# Prompt
Look below. Copy each line that has "odbioru" in it.

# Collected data
====================
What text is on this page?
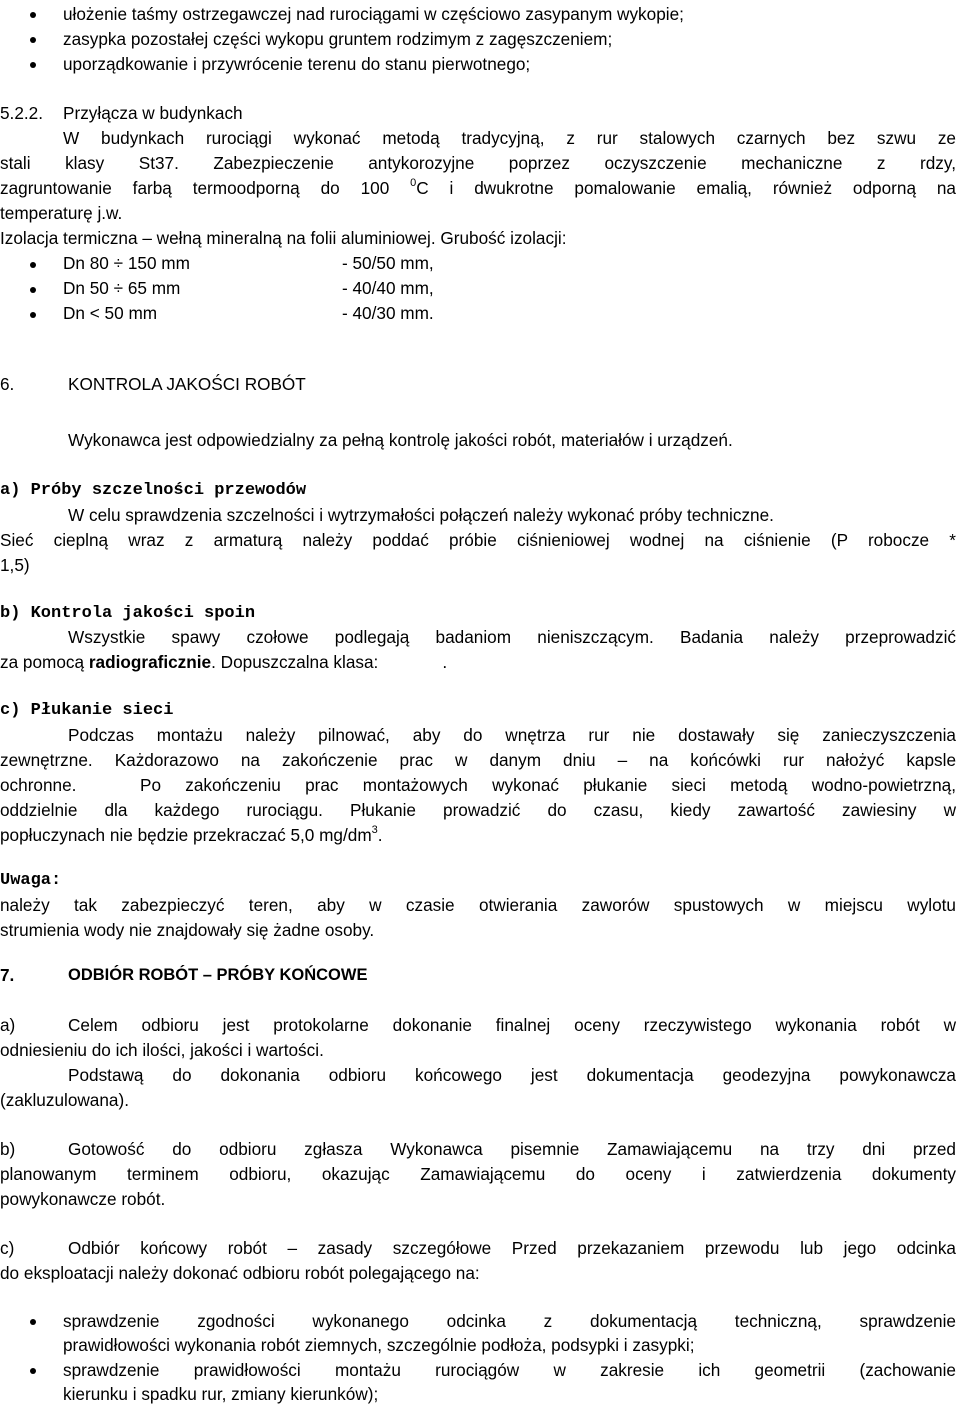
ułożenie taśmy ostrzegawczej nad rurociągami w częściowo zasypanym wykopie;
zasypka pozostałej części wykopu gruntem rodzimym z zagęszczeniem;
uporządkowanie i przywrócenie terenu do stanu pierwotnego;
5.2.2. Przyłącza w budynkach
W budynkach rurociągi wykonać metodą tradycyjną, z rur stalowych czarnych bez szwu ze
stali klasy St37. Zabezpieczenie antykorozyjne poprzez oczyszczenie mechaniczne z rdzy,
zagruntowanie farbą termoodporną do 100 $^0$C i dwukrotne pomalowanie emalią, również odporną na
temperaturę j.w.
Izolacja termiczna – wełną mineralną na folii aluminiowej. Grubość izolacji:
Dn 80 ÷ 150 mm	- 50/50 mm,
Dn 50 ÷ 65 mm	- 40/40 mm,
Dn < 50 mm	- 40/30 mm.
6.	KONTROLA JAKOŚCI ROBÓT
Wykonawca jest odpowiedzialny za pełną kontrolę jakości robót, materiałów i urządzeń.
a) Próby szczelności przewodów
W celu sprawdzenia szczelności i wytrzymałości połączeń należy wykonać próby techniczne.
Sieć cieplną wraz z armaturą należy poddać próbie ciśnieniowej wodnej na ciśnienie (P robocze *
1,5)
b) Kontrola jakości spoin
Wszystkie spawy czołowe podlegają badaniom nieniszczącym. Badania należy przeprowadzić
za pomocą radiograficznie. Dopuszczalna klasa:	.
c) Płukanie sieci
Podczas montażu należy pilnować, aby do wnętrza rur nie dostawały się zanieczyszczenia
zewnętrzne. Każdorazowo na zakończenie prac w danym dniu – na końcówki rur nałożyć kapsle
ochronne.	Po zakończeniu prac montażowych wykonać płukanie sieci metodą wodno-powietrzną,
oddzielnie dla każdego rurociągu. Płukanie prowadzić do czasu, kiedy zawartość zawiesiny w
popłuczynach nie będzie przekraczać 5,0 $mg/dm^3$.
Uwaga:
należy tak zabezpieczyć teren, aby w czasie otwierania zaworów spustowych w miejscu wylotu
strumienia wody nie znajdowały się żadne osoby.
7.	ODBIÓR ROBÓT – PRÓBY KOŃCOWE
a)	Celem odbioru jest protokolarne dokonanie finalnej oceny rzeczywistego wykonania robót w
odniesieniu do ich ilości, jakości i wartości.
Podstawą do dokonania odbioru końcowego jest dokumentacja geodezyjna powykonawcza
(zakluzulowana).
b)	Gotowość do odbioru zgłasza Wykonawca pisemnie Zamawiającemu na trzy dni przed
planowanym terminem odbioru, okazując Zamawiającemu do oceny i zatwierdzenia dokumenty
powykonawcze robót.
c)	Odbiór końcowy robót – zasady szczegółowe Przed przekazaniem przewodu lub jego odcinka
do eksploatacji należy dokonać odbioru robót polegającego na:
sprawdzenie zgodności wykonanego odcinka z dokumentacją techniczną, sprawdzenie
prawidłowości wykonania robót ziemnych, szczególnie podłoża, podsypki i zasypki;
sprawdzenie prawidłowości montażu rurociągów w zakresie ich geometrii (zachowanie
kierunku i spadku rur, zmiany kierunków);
====================
# Answer below
a)	Celem odbioru jest protokolarne dokonanie finalnej oceny rzeczywistego wykonania robót w
Podstawą do dokonania odbioru końcowego jest dokumentacja geodezyjna powykonawcza
b)	Gotowość do odbioru zgłasza Wykonawca pisemnie Zamawiającemu na trzy dni przed
planowanym terminem odbioru, okazując Zamawiającemu do oceny i zatwierdzenia dokumenty
do eksploatacji należy dokonać odbioru robót polegającego na:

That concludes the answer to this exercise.